#### Problem requirements:
Omit images. Retype all entries verbatim.

=-=-=-=-=

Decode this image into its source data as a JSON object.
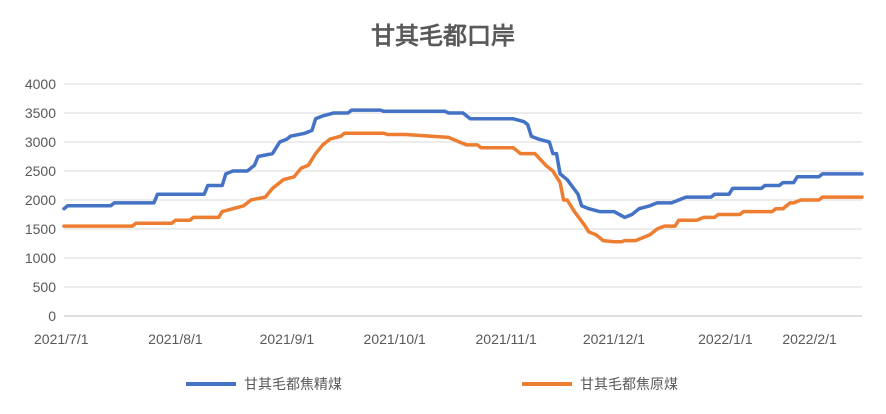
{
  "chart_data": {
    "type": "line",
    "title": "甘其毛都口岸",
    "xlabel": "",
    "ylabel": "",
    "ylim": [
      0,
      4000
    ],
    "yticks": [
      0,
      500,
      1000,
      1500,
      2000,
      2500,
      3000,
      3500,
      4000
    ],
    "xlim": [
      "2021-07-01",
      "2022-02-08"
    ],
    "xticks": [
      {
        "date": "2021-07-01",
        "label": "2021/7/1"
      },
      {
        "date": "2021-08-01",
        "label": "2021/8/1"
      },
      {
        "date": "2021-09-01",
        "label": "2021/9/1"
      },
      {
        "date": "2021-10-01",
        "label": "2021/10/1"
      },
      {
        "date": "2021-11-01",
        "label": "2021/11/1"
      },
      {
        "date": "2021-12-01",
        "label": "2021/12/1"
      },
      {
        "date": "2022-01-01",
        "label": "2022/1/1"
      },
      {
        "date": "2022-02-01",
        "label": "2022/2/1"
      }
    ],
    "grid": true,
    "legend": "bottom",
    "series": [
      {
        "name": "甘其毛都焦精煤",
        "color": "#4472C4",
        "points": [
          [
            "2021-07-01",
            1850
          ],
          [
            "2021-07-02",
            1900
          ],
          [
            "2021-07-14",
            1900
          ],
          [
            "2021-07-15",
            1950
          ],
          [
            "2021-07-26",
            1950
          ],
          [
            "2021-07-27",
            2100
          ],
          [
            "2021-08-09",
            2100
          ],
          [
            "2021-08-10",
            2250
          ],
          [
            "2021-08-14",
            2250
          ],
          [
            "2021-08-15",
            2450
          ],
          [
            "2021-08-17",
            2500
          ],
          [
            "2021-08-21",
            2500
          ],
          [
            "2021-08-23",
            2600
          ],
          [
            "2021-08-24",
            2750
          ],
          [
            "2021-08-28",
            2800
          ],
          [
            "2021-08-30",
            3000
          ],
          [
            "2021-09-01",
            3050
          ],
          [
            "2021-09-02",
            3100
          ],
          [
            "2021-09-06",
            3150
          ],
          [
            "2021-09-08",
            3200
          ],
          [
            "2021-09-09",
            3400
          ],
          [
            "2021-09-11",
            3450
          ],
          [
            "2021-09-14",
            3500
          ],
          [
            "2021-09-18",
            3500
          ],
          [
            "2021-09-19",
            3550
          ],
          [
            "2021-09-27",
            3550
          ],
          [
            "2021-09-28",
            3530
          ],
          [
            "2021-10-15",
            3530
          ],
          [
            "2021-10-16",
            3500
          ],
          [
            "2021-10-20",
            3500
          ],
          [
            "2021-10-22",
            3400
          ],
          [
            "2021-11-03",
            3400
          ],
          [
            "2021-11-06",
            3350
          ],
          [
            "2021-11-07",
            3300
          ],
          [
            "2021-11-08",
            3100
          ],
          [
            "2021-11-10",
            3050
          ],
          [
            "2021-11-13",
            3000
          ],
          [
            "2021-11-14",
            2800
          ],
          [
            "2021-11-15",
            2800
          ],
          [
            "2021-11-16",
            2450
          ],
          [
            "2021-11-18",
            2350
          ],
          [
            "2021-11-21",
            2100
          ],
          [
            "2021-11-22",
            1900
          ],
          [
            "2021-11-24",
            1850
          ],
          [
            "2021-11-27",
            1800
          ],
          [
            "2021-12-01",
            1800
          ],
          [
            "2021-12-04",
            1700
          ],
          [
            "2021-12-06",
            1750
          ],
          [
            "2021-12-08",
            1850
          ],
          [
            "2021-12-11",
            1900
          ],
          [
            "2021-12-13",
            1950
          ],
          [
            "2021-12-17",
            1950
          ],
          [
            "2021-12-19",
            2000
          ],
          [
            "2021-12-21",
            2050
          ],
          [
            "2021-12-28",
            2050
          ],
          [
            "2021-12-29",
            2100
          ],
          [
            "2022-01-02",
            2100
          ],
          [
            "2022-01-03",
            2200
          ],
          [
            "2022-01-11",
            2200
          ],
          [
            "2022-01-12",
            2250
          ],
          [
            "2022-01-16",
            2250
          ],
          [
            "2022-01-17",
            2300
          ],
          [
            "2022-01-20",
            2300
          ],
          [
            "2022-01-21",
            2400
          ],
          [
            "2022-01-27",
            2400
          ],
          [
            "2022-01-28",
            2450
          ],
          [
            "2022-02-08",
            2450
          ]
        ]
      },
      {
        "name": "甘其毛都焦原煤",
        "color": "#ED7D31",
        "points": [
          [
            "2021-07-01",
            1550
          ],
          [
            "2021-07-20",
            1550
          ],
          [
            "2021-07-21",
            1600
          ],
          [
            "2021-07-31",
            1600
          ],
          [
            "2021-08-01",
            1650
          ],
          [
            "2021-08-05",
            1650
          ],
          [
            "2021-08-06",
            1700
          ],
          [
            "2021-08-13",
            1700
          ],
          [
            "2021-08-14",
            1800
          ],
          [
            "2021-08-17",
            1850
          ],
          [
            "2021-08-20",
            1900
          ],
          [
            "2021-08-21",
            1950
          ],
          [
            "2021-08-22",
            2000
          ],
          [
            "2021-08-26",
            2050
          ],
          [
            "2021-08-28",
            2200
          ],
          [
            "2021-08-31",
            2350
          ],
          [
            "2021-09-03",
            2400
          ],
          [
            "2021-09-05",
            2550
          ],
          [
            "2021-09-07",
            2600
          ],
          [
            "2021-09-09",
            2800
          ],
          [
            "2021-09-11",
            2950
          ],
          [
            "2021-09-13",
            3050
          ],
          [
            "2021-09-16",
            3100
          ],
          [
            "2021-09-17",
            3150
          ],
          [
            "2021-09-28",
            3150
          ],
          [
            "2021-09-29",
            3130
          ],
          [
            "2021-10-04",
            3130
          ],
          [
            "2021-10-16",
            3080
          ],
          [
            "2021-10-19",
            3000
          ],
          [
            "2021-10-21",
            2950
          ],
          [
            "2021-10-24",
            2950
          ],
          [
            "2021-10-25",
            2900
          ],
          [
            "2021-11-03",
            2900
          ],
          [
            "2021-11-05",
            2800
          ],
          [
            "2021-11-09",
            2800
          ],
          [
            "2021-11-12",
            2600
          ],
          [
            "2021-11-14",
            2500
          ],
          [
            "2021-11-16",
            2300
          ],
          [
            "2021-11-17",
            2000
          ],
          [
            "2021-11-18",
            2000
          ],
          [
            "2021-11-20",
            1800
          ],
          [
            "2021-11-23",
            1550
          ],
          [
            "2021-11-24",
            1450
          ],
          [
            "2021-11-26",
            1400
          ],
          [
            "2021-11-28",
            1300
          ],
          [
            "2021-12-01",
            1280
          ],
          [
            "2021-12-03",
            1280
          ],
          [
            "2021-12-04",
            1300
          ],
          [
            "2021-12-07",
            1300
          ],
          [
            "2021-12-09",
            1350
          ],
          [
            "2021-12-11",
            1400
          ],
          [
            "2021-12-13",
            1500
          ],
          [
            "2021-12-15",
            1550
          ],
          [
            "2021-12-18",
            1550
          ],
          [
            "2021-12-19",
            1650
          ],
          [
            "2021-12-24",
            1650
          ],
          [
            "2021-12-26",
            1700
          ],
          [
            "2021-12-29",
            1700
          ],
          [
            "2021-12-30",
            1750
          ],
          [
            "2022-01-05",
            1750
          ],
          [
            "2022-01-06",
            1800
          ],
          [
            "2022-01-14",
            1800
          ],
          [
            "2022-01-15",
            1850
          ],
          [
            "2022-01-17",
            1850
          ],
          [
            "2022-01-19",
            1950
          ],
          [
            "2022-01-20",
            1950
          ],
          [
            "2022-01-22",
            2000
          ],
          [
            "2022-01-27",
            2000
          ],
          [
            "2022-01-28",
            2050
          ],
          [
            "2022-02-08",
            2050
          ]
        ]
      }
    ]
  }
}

=-=-=-=-=

#### Solution to this problem:
Decode this image into its source data as a JSON object.
{
  "chart_data": {
    "type": "line",
    "title": "甘其毛都口岸",
    "xlabel": "",
    "ylabel": "",
    "ylim": [
      0,
      4000
    ],
    "yticks": [
      0,
      500,
      1000,
      1500,
      2000,
      2500,
      3000,
      3500,
      4000
    ],
    "xlim": [
      "2021-07-01",
      "2022-02-08"
    ],
    "xticks": [
      {
        "date": "2021-07-01",
        "label": "2021/7/1"
      },
      {
        "date": "2021-08-01",
        "label": "2021/8/1"
      },
      {
        "date": "2021-09-01",
        "label": "2021/9/1"
      },
      {
        "date": "2021-10-01",
        "label": "2021/10/1"
      },
      {
        "date": "2021-11-01",
        "label": "2021/11/1"
      },
      {
        "date": "2021-12-01",
        "label": "2021/12/1"
      },
      {
        "date": "2022-01-01",
        "label": "2022/1/1"
      },
      {
        "date": "2022-02-01",
        "label": "2022/2/1"
      }
    ],
    "grid": true,
    "legend": "bottom",
    "series": [
      {
        "name": "甘其毛都焦精煤",
        "color": "#4472C4",
        "points": [
          [
            "2021-07-01",
            1850
          ],
          [
            "2021-07-02",
            1900
          ],
          [
            "2021-07-14",
            1900
          ],
          [
            "2021-07-15",
            1950
          ],
          [
            "2021-07-26",
            1950
          ],
          [
            "2021-07-27",
            2100
          ],
          [
            "2021-08-09",
            2100
          ],
          [
            "2021-08-10",
            2250
          ],
          [
            "2021-08-14",
            2250
          ],
          [
            "2021-08-15",
            2450
          ],
          [
            "2021-08-17",
            2500
          ],
          [
            "2021-08-21",
            2500
          ],
          [
            "2021-08-23",
            2600
          ],
          [
            "2021-08-24",
            2750
          ],
          [
            "2021-08-28",
            2800
          ],
          [
            "2021-08-30",
            3000
          ],
          [
            "2021-09-01",
            3050
          ],
          [
            "2021-09-02",
            3100
          ],
          [
            "2021-09-06",
            3150
          ],
          [
            "2021-09-08",
            3200
          ],
          [
            "2021-09-09",
            3400
          ],
          [
            "2021-09-11",
            3450
          ],
          [
            "2021-09-14",
            3500
          ],
          [
            "2021-09-18",
            3500
          ],
          [
            "2021-09-19",
            3550
          ],
          [
            "2021-09-27",
            3550
          ],
          [
            "2021-09-28",
            3530
          ],
          [
            "2021-10-15",
            3530
          ],
          [
            "2021-10-16",
            3500
          ],
          [
            "2021-10-20",
            3500
          ],
          [
            "2021-10-22",
            3400
          ],
          [
            "2021-11-03",
            3400
          ],
          [
            "2021-11-06",
            3350
          ],
          [
            "2021-11-07",
            3300
          ],
          [
            "2021-11-08",
            3100
          ],
          [
            "2021-11-10",
            3050
          ],
          [
            "2021-11-13",
            3000
          ],
          [
            "2021-11-14",
            2800
          ],
          [
            "2021-11-15",
            2800
          ],
          [
            "2021-11-16",
            2450
          ],
          [
            "2021-11-18",
            2350
          ],
          [
            "2021-11-21",
            2100
          ],
          [
            "2021-11-22",
            1900
          ],
          [
            "2021-11-24",
            1850
          ],
          [
            "2021-11-27",
            1800
          ],
          [
            "2021-12-01",
            1800
          ],
          [
            "2021-12-04",
            1700
          ],
          [
            "2021-12-06",
            1750
          ],
          [
            "2021-12-08",
            1850
          ],
          [
            "2021-12-11",
            1900
          ],
          [
            "2021-12-13",
            1950
          ],
          [
            "2021-12-17",
            1950
          ],
          [
            "2021-12-19",
            2000
          ],
          [
            "2021-12-21",
            2050
          ],
          [
            "2021-12-28",
            2050
          ],
          [
            "2021-12-29",
            2100
          ],
          [
            "2022-01-02",
            2100
          ],
          [
            "2022-01-03",
            2200
          ],
          [
            "2022-01-11",
            2200
          ],
          [
            "2022-01-12",
            2250
          ],
          [
            "2022-01-16",
            2250
          ],
          [
            "2022-01-17",
            2300
          ],
          [
            "2022-01-20",
            2300
          ],
          [
            "2022-01-21",
            2400
          ],
          [
            "2022-01-27",
            2400
          ],
          [
            "2022-01-28",
            2450
          ],
          [
            "2022-02-08",
            2450
          ]
        ]
      },
      {
        "name": "甘其毛都焦原煤",
        "color": "#ED7D31",
        "points": [
          [
            "2021-07-01",
            1550
          ],
          [
            "2021-07-20",
            1550
          ],
          [
            "2021-07-21",
            1600
          ],
          [
            "2021-07-31",
            1600
          ],
          [
            "2021-08-01",
            1650
          ],
          [
            "2021-08-05",
            1650
          ],
          [
            "2021-08-06",
            1700
          ],
          [
            "2021-08-13",
            1700
          ],
          [
            "2021-08-14",
            1800
          ],
          [
            "2021-08-17",
            1850
          ],
          [
            "2021-08-20",
            1900
          ],
          [
            "2021-08-21",
            1950
          ],
          [
            "2021-08-22",
            2000
          ],
          [
            "2021-08-26",
            2050
          ],
          [
            "2021-08-28",
            2200
          ],
          [
            "2021-08-31",
            2350
          ],
          [
            "2021-09-03",
            2400
          ],
          [
            "2021-09-05",
            2550
          ],
          [
            "2021-09-07",
            2600
          ],
          [
            "2021-09-09",
            2800
          ],
          [
            "2021-09-11",
            2950
          ],
          [
            "2021-09-13",
            3050
          ],
          [
            "2021-09-16",
            3100
          ],
          [
            "2021-09-17",
            3150
          ],
          [
            "2021-09-28",
            3150
          ],
          [
            "2021-09-29",
            3130
          ],
          [
            "2021-10-04",
            3130
          ],
          [
            "2021-10-16",
            3080
          ],
          [
            "2021-10-19",
            3000
          ],
          [
            "2021-10-21",
            2950
          ],
          [
            "2021-10-24",
            2950
          ],
          [
            "2021-10-25",
            2900
          ],
          [
            "2021-11-03",
            2900
          ],
          [
            "2021-11-05",
            2800
          ],
          [
            "2021-11-09",
            2800
          ],
          [
            "2021-11-12",
            2600
          ],
          [
            "2021-11-14",
            2500
          ],
          [
            "2021-11-16",
            2300
          ],
          [
            "2021-11-17",
            2000
          ],
          [
            "2021-11-18",
            2000
          ],
          [
            "2021-11-20",
            1800
          ],
          [
            "2021-11-23",
            1550
          ],
          [
            "2021-11-24",
            1450
          ],
          [
            "2021-11-26",
            1400
          ],
          [
            "2021-11-28",
            1300
          ],
          [
            "2021-12-01",
            1280
          ],
          [
            "2021-12-03",
            1280
          ],
          [
            "2021-12-04",
            1300
          ],
          [
            "2021-12-07",
            1300
          ],
          [
            "2021-12-09",
            1350
          ],
          [
            "2021-12-11",
            1400
          ],
          [
            "2021-12-13",
            1500
          ],
          [
            "2021-12-15",
            1550
          ],
          [
            "2021-12-18",
            1550
          ],
          [
            "2021-12-19",
            1650
          ],
          [
            "2021-12-24",
            1650
          ],
          [
            "2021-12-26",
            1700
          ],
          [
            "2021-12-29",
            1700
          ],
          [
            "2021-12-30",
            1750
          ],
          [
            "2022-01-05",
            1750
          ],
          [
            "2022-01-06",
            1800
          ],
          [
            "2022-01-14",
            1800
          ],
          [
            "2022-01-15",
            1850
          ],
          [
            "2022-01-17",
            1850
          ],
          [
            "2022-01-19",
            1950
          ],
          [
            "2022-01-20",
            1950
          ],
          [
            "2022-01-22",
            2000
          ],
          [
            "2022-01-27",
            2000
          ],
          [
            "2022-01-28",
            2050
          ],
          [
            "2022-02-08",
            2050
          ]
        ]
      }
    ]
  }
}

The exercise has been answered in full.